PROBLEM 1:
In the numbered quotations, quotation 11 lists places where the America it loves does not exist. Name each of them.
PROBLEM 2:
Resume the numbered quotations after quotation 11, adding further entries in the same format.

::: TEXT PASSAGE

1. “We have to continually be jumping off cliffs and developing our wings on the way down.”

2. “And I urge you to please notice when you are happy, and exclaim, or murmur, or think at some point, ‘If this isn’t nice, I don’t know what is.’”

3. “We are what we pretend to be, so we must be careful about what we pretend to be.”

4. “The last thing I ever wanted was to be alive when the three most powerful people on the whole planet would be named Bush, Dick and Colon.”

5. “Talent is extremely common. What is rare is the willingness to endure the life of the writer.”

6. “A purpose of human life, no matter who is controlling it, is to love whoever is around to be loved.”

7. “Those who believe in telekinetics, raise my hand.”

8. “I want to stand as close to the edge as I can without going over. Out on the edge, you see all kinds of things you can’t see from the center.”

9. “And I asked myself about the present—how wide it was, how deep it was, how much was mine to keep.”

10.“Dear future generations, please accept our apologies. We were rolling drunk on petroleum.”

11. “So the America I loved still exists, if not in the White House or the Supreme Court or the Senate or the House of Representatives or the media. The America I love still exists at the front desks of our public libraries.”

::::::
::: PROVIDED DATA

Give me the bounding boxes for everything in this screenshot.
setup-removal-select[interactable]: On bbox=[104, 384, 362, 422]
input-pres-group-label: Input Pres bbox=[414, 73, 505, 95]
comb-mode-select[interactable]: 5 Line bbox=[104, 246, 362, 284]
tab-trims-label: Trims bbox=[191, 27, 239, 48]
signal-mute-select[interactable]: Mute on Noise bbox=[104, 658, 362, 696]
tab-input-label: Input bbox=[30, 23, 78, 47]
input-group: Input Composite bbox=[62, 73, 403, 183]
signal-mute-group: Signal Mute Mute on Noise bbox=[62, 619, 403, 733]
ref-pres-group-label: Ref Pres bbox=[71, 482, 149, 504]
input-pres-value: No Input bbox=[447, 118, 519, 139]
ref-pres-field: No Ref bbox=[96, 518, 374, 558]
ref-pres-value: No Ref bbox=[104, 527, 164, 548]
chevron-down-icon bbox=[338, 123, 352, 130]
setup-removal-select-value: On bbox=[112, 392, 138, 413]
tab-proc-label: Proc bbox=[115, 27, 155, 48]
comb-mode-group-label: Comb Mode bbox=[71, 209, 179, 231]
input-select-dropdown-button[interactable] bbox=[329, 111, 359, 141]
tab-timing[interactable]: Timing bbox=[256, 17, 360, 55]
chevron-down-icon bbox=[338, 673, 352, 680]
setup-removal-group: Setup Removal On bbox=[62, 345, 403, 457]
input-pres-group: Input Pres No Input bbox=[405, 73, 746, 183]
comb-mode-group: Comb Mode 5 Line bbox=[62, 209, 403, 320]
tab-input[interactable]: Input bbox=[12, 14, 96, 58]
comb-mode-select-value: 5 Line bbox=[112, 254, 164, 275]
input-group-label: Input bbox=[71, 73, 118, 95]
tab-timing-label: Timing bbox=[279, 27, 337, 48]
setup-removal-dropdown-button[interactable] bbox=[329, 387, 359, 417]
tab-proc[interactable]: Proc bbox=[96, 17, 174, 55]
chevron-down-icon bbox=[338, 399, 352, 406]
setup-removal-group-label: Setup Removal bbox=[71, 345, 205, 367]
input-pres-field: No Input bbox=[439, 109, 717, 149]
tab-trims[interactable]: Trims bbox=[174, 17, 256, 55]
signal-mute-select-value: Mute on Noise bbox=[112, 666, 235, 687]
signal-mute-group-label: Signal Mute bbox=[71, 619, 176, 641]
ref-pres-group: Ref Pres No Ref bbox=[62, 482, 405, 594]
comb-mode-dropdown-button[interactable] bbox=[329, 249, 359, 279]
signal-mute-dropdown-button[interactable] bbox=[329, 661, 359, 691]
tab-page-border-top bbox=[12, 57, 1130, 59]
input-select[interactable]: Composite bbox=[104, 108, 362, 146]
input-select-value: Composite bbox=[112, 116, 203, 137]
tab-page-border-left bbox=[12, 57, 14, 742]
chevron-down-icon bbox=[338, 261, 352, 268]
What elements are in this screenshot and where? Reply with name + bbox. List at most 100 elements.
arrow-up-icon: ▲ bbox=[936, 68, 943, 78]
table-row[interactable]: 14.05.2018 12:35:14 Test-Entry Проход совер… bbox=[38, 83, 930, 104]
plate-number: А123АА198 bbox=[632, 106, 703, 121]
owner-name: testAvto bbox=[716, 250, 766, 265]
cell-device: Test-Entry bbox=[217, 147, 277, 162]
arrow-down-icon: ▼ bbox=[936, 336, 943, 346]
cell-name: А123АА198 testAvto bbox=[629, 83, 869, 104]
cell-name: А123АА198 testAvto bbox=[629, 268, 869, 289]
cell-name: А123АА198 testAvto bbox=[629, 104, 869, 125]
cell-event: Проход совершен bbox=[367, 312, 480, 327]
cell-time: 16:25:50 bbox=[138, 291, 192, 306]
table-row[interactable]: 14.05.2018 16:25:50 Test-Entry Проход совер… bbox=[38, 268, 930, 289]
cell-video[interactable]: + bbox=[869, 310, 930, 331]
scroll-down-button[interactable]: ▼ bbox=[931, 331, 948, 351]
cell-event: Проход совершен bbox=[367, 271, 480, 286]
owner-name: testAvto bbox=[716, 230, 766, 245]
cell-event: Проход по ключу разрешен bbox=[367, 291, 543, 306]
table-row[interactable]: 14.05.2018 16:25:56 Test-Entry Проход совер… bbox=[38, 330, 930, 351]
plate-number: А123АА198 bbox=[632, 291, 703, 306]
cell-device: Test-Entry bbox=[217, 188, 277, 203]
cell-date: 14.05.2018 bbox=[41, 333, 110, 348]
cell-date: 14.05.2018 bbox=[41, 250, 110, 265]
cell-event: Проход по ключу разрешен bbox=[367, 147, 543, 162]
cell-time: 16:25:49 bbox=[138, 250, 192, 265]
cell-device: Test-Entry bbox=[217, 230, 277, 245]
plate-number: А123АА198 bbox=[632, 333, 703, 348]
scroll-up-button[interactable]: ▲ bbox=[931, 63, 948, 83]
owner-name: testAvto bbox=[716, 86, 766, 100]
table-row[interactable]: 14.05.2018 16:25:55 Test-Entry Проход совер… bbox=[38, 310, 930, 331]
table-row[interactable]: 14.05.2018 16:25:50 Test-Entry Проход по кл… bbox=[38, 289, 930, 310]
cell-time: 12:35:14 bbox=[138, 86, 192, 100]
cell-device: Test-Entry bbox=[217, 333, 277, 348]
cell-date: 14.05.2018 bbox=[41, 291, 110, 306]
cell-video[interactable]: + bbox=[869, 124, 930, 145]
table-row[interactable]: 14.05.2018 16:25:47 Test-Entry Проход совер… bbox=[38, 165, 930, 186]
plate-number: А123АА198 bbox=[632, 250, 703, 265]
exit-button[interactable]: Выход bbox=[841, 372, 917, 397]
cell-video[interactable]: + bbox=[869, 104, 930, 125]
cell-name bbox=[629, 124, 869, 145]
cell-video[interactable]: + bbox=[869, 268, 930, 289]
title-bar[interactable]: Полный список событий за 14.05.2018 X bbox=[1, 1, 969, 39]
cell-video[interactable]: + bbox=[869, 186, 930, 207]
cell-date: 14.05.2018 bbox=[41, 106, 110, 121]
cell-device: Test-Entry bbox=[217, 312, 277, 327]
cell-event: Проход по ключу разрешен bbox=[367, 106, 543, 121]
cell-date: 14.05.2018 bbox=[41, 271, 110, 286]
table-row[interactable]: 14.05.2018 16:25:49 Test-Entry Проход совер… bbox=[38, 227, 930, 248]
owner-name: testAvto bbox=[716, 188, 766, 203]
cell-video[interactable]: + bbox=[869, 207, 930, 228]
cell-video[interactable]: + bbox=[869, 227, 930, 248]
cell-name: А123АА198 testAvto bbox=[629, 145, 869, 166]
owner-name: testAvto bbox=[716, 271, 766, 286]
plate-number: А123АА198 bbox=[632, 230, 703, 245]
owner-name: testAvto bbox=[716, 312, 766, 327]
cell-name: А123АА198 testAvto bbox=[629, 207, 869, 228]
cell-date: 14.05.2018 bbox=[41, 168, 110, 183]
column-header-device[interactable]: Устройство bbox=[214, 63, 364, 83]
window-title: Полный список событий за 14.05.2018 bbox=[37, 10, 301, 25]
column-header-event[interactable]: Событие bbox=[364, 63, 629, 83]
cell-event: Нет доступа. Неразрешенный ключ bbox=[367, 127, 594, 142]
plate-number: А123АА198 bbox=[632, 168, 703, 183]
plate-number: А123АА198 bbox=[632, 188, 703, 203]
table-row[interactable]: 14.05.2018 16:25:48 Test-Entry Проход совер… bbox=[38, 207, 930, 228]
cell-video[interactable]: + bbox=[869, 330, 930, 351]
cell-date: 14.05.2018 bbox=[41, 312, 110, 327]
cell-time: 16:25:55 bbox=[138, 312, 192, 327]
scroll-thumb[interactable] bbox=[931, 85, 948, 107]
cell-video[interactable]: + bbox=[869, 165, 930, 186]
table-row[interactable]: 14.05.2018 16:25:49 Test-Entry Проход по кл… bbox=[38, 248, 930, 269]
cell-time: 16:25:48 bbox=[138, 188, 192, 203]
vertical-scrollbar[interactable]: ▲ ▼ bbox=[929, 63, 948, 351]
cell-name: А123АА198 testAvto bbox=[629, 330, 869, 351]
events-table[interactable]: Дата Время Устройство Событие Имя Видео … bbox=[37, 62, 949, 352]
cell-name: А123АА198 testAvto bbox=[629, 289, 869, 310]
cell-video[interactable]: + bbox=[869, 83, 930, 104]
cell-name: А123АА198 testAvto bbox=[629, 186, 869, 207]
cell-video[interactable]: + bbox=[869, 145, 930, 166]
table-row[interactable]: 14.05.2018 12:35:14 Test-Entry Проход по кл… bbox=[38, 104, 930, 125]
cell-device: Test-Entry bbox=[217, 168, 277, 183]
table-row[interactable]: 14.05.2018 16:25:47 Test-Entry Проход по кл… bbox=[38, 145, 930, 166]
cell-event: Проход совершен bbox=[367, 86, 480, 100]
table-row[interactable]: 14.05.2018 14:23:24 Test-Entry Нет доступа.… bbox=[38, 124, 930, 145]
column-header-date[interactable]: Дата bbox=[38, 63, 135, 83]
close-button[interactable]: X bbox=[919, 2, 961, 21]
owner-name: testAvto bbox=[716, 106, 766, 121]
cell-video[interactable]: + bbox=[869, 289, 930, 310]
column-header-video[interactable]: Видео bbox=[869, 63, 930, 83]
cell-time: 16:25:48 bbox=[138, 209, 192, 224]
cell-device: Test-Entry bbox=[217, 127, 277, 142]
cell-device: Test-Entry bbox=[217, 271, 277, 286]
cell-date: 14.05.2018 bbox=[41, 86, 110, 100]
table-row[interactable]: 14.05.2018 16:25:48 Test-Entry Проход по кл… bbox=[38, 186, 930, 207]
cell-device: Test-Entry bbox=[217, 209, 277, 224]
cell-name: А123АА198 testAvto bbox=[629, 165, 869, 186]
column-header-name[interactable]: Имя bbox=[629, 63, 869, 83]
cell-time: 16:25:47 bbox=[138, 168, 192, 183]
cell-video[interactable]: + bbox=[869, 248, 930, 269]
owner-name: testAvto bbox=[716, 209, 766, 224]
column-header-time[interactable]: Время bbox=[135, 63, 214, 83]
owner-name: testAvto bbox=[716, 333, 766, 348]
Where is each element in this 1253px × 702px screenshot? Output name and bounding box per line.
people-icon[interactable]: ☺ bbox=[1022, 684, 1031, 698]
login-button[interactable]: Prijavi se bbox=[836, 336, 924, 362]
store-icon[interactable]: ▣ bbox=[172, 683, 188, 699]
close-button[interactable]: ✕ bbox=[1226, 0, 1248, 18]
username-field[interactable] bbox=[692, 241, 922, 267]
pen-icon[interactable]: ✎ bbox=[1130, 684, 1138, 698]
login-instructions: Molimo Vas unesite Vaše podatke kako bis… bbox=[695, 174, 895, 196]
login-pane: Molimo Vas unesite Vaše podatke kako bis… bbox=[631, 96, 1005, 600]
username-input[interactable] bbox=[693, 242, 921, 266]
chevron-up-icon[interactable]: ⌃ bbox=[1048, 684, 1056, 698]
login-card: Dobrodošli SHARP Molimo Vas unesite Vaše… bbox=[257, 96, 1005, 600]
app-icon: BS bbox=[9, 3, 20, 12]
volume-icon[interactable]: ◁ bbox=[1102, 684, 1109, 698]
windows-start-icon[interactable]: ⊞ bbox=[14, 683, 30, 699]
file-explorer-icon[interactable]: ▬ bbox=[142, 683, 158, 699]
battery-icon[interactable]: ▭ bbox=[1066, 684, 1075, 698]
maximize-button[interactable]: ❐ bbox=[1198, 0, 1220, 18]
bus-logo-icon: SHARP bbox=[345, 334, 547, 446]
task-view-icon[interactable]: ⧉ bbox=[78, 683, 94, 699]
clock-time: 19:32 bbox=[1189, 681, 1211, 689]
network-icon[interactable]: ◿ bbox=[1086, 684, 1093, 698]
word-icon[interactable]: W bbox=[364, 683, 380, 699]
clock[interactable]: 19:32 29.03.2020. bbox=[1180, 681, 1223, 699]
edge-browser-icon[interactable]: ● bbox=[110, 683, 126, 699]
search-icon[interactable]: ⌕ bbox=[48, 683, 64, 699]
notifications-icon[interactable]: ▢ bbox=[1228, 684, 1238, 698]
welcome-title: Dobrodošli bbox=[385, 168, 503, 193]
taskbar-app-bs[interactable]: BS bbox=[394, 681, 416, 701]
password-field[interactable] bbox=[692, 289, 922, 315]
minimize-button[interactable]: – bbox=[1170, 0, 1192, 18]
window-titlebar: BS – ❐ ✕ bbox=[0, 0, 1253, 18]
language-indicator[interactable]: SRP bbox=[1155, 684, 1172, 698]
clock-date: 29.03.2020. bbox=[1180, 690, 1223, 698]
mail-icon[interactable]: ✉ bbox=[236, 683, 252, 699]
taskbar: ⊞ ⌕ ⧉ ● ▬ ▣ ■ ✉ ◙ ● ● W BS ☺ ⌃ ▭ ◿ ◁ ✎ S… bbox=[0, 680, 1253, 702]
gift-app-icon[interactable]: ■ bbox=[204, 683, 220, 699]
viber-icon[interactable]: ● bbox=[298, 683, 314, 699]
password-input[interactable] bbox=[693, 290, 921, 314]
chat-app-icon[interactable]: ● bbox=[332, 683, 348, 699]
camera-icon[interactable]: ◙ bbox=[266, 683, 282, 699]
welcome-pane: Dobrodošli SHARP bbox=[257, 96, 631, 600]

::::::

WRITTEN RESPONSE 1:
The White House, the Supreme Court, the Senate, the House of Representatives, and the media.

WRITTEN RESPONSE 2:
12. “How nice to feel nothing, and still get full credit for being alive.”

13. “Of all the words of mice and men, the saddest are, ‘It might have been.’”

14. “Here is a lesson in creative writing. First rule—do not use semicolons. They are transvestite hermaphrodites representing absolutely nothing. All they do is show you’ve been to college.”

15. “Laughter and tears are both responses to frustration and exhaustion. I, myself, prefer to laugh, since there is less cleaning to do afterward.”

16. “Here we are, trapped in the amber of the moment. There is no why.”

17. “I tell you, we are here on Earth to fart around, and don’t let anybody tell you different.”

18. “True terror is to wake up one morning and discover that your high school class is running the country.”

19. “Being a Humanist means trying to behave decently without expectation of rewards or punishment after you are dead.”

20. “As children, we were taught to memorize this year with pride and joy as the year people began living full and imaginative lives on the continent of North America.”

21. “The universe is a big place—perhaps the biggest.”

22. “I was a victim of a series of accidents, as are we all.”

23. “All this happened, more or less.”

24. “When I write, I feel like an armless, legless man with a crayon in his mouth.”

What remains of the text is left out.